[start of Listed entries]
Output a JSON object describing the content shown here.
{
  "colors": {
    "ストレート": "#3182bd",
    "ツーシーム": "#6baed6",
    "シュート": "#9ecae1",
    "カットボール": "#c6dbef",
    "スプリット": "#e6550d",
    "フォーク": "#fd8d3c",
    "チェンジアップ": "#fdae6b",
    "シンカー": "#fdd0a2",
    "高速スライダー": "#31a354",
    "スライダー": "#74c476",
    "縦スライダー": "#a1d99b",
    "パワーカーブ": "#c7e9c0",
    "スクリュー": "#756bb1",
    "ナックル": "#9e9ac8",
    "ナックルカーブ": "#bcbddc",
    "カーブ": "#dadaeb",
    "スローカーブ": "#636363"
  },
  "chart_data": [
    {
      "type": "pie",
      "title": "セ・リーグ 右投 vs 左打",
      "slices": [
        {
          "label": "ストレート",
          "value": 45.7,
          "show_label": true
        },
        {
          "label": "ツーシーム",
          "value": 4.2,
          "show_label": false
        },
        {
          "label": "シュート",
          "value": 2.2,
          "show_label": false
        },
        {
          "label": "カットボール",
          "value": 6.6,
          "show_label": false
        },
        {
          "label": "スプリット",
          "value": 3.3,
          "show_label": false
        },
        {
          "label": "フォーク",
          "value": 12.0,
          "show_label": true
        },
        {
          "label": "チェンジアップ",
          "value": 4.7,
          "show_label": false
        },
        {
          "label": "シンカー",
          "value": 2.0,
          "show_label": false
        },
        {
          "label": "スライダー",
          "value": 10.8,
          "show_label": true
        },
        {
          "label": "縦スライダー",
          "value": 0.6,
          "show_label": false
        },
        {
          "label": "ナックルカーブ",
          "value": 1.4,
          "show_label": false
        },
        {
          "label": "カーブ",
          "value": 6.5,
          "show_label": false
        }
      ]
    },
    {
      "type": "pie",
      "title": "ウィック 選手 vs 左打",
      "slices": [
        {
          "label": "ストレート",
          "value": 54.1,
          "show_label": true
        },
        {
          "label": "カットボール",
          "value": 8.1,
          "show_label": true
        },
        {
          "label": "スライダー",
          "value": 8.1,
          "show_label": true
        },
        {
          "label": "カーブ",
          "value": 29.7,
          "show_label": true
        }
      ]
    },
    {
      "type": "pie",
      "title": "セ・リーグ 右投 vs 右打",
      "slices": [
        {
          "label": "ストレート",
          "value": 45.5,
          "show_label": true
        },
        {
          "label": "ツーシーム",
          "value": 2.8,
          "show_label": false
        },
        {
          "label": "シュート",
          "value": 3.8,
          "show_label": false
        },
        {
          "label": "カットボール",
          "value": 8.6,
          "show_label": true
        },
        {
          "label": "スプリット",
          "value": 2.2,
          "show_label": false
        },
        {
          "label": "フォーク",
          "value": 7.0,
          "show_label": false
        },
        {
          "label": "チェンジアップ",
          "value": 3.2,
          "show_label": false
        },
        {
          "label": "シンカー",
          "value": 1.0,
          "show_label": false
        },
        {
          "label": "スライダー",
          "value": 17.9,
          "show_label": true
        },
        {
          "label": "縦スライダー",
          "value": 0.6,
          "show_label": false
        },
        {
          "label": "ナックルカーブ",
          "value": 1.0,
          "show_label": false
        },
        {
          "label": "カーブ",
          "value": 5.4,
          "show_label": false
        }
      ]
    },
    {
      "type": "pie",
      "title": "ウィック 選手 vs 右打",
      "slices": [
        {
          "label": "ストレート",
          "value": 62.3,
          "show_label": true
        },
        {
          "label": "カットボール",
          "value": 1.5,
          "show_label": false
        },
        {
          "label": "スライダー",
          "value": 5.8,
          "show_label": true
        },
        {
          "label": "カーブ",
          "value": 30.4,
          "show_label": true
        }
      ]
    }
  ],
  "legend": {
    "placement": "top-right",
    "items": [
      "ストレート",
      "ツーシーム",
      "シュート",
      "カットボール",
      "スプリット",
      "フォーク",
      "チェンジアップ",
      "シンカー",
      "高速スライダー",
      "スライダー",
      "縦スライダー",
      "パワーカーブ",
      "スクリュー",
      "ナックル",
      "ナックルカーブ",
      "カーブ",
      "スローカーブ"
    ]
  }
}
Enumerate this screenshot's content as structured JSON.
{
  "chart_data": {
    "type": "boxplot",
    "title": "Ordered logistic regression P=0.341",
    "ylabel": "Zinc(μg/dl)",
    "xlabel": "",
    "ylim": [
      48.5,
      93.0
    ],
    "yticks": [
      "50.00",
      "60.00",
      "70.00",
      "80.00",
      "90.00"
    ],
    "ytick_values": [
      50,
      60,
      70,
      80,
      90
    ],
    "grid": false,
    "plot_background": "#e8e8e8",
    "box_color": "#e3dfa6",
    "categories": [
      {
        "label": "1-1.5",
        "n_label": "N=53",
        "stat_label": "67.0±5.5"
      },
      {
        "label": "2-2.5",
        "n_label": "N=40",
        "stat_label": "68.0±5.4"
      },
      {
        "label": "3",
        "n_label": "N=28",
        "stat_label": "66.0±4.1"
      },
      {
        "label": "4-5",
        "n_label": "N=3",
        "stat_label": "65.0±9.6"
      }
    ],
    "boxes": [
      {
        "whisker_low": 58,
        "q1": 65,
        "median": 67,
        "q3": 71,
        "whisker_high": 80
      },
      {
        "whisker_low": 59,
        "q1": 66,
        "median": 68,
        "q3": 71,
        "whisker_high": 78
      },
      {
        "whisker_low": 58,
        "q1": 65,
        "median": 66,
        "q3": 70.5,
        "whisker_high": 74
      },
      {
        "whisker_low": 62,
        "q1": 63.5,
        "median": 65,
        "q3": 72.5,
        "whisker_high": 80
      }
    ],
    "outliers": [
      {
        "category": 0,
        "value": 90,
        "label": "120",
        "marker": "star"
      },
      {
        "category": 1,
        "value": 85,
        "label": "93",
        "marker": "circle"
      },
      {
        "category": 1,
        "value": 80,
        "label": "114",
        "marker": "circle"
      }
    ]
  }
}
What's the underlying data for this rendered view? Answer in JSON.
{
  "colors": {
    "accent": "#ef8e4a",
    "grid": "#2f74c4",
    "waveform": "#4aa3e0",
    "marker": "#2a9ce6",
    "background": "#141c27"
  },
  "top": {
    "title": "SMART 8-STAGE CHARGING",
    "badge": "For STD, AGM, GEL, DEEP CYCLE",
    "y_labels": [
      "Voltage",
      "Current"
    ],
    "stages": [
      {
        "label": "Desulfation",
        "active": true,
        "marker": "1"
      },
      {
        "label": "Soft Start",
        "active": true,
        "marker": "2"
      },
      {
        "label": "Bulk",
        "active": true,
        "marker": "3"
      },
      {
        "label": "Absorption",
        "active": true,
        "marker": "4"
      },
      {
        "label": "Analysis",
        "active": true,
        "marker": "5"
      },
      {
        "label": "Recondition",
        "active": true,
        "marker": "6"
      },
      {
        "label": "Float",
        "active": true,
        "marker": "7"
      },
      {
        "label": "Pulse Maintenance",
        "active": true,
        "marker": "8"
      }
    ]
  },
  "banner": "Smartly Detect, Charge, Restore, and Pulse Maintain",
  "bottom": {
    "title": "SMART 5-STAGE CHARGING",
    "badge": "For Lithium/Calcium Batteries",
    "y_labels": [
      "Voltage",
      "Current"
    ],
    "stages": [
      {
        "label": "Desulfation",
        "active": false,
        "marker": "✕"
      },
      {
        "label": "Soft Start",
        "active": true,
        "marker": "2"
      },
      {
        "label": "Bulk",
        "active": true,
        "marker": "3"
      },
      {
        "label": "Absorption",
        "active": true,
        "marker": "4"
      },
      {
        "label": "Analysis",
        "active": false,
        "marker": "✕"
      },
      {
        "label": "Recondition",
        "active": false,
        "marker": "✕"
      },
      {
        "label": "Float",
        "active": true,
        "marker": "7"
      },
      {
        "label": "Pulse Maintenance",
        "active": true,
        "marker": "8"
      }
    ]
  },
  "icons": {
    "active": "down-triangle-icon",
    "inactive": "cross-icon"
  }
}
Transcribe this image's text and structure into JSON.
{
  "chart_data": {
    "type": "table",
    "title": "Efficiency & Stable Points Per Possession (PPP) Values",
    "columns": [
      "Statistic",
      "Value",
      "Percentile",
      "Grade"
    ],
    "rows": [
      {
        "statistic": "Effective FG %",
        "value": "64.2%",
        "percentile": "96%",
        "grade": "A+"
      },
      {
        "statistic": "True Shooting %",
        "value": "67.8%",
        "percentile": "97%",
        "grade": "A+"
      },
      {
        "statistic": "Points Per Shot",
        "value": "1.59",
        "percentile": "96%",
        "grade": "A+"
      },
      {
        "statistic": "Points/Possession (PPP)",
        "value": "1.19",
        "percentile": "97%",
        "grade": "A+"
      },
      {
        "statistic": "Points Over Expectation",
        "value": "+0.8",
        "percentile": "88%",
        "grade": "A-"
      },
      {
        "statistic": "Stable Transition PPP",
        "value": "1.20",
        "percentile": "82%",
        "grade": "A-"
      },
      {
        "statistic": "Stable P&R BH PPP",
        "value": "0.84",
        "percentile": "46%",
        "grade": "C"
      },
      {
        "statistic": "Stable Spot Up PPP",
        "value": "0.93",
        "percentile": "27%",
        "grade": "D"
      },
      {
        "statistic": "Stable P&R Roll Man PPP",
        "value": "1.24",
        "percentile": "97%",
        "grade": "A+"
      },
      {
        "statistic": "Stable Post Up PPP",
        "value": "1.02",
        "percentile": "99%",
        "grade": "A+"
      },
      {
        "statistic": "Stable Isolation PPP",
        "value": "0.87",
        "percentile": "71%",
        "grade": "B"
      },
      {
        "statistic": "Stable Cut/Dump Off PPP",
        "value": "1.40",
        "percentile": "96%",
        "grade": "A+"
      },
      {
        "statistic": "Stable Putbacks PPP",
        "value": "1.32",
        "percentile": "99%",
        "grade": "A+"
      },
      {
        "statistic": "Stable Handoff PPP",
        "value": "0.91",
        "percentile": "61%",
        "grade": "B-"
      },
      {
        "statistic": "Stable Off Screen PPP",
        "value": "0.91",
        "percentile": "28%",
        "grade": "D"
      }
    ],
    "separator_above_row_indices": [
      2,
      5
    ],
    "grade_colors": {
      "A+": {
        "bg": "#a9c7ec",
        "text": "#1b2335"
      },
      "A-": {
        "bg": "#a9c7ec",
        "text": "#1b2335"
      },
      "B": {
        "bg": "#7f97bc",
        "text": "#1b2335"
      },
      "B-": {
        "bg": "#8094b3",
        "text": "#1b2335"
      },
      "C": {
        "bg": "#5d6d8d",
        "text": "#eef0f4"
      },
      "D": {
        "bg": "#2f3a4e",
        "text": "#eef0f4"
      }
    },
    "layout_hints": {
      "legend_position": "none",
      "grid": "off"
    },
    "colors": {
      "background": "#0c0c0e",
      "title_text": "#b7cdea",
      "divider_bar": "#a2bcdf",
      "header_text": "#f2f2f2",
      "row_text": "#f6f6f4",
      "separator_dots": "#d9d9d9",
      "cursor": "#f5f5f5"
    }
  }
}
[end of Listed entries]
**Task to carry out**
Using the listing above, show every line that includes the string "ナックルカーブ".

**Written response**
    "ナックルカーブ": "#bcbddc",
          "label": "ナックルカーブ",
          "label": "ナックルカーブ",
      "ナックルカーブ",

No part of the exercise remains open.